Exercise details -> Your task is to repeat the lines from the line with "Extract the structured" to the line with "Parse this screenshot: output", both ends included, and nothing else. Pictures stay out of the copy.

[start]

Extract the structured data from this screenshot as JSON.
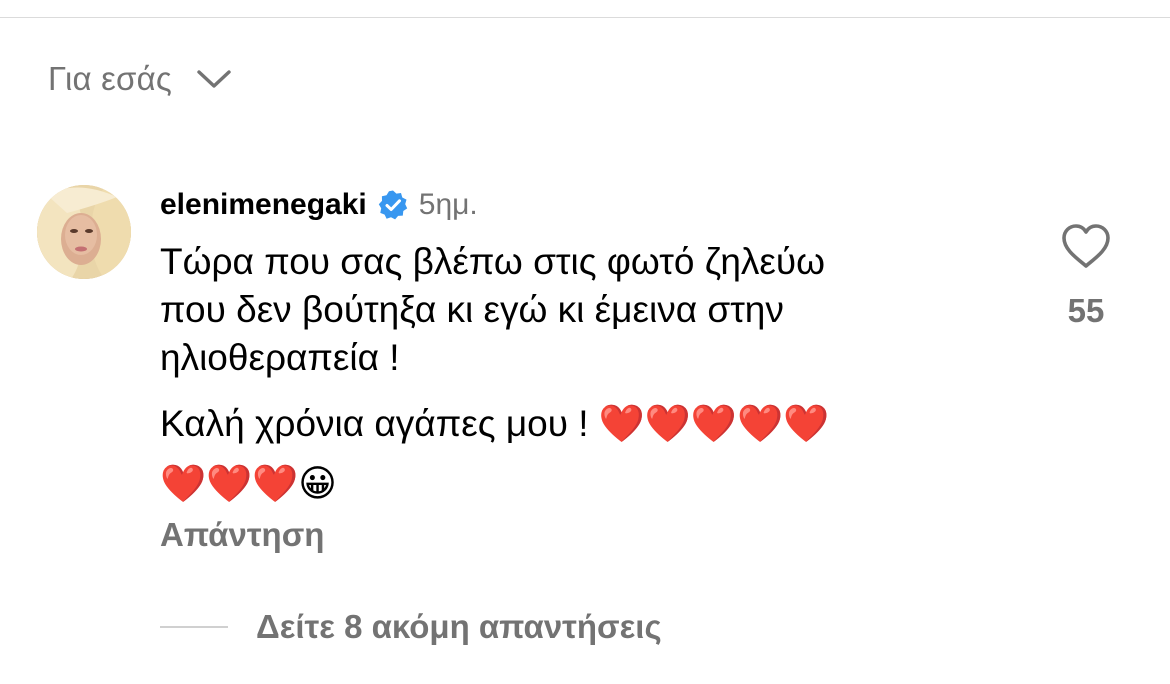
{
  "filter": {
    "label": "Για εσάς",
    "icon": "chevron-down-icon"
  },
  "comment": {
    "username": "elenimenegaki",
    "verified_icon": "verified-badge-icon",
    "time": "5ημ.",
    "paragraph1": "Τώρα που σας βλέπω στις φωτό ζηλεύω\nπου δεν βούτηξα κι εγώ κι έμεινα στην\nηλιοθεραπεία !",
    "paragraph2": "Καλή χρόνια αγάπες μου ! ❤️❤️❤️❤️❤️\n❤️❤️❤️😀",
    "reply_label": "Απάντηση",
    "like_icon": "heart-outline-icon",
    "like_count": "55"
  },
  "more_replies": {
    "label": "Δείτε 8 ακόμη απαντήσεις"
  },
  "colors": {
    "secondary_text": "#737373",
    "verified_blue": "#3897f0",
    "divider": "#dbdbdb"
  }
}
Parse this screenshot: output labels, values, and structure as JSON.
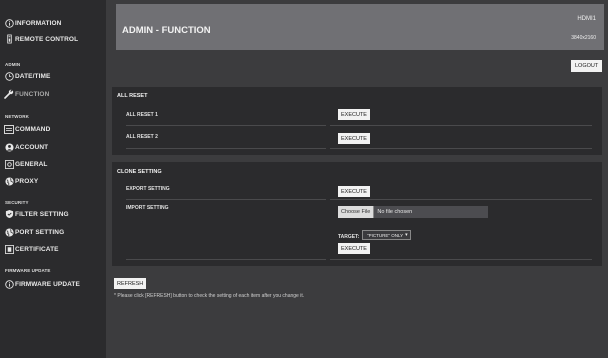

[end]
[start]

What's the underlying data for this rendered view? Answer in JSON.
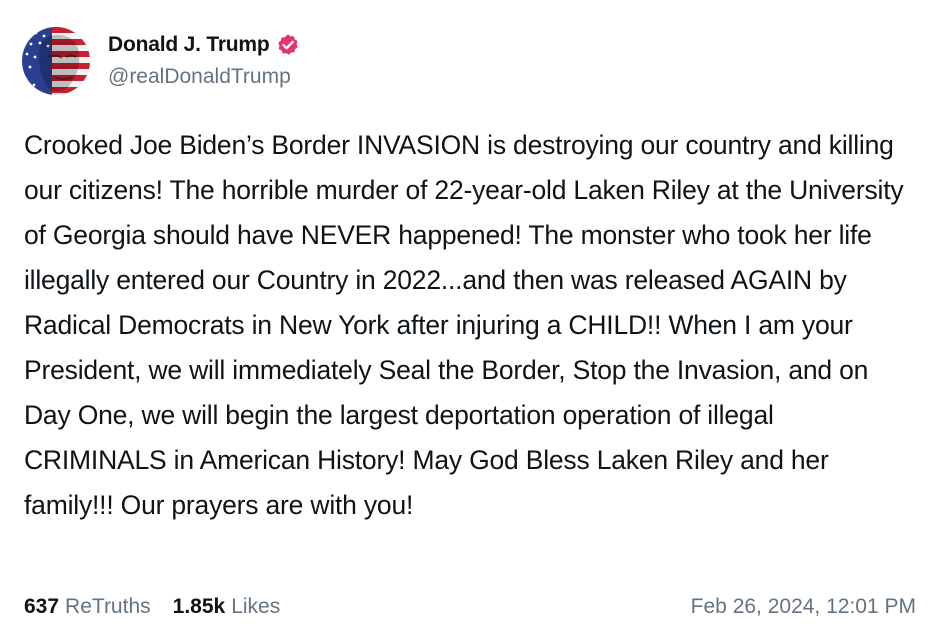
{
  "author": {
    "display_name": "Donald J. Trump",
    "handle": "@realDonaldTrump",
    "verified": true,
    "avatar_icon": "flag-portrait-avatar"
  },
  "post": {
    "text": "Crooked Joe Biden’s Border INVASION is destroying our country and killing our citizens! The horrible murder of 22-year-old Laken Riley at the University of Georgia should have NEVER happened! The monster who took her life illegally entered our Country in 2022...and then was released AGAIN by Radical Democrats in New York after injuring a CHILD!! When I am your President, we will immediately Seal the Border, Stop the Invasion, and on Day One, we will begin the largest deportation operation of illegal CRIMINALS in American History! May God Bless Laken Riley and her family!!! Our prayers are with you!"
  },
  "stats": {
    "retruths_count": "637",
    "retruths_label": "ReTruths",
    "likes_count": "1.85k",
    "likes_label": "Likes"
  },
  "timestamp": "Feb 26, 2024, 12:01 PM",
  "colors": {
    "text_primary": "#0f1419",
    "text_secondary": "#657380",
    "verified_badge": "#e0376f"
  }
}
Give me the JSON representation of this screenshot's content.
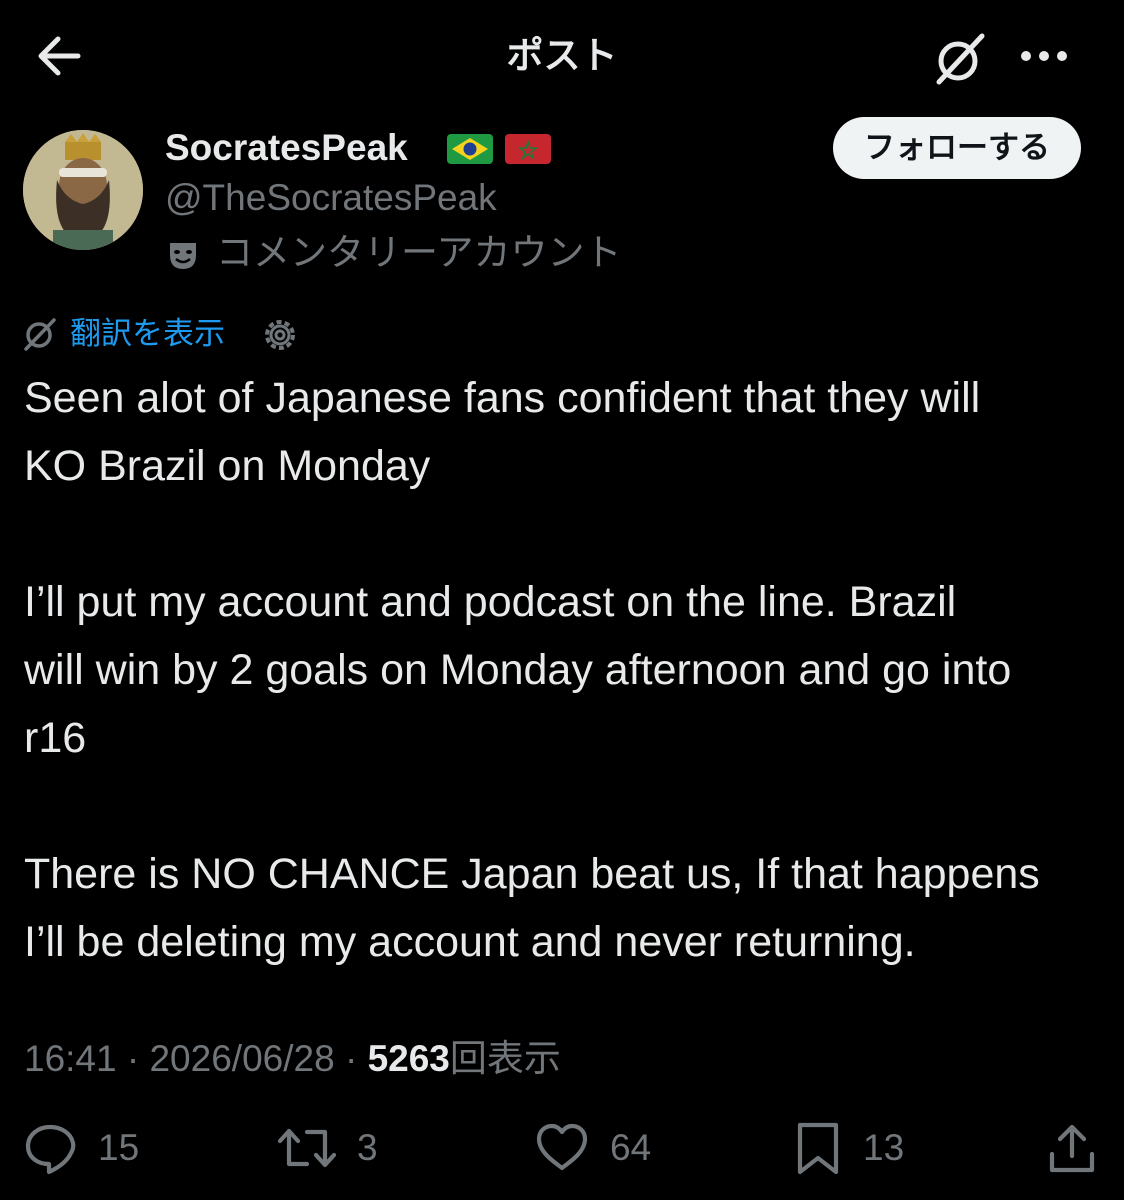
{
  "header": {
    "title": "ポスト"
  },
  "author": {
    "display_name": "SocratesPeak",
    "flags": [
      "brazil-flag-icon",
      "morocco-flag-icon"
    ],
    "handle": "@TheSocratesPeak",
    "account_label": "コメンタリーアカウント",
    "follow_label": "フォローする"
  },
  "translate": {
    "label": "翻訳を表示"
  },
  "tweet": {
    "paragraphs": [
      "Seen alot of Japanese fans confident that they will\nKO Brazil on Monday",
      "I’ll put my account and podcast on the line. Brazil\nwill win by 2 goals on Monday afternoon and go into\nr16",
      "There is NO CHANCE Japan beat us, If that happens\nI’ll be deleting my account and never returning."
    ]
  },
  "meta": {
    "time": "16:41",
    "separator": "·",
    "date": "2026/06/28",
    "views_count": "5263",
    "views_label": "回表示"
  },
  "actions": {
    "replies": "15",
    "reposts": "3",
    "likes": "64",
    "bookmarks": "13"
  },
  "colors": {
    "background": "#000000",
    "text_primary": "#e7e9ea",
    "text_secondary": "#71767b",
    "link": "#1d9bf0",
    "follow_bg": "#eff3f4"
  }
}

[end]

Complete answer ->
Extract the structured data from this screenshot as JSON.
{
  "filter": {
    "label": "Για εσάς",
    "icon": "chevron-down-icon"
  },
  "comment": {
    "username": "elenimenegaki",
    "verified_icon": "verified-badge-icon",
    "time": "5ημ.",
    "paragraph1": "Τώρα που σας βλέπω στις φωτό ζηλεύω\nπου δεν βούτηξα κι εγώ κι έμεινα στην\nηλιοθεραπεία !",
    "paragraph2": "Καλή χρόνια αγάπες μου ! ❤️❤️❤️❤️❤️\n❤️❤️❤️😀",
    "reply_label": "Απάντηση",
    "like_icon": "heart-outline-icon",
    "like_count": "55"
  },
  "more_replies": {
    "label": "Δείτε 8 ακόμη απαντήσεις"
  },
  "colors": {
    "secondary_text": "#737373",
    "verified_blue": "#3897f0",
    "divider": "#dbdbdb"
  }
}
Parse this screenshot: output labels, values, and structure as JSON.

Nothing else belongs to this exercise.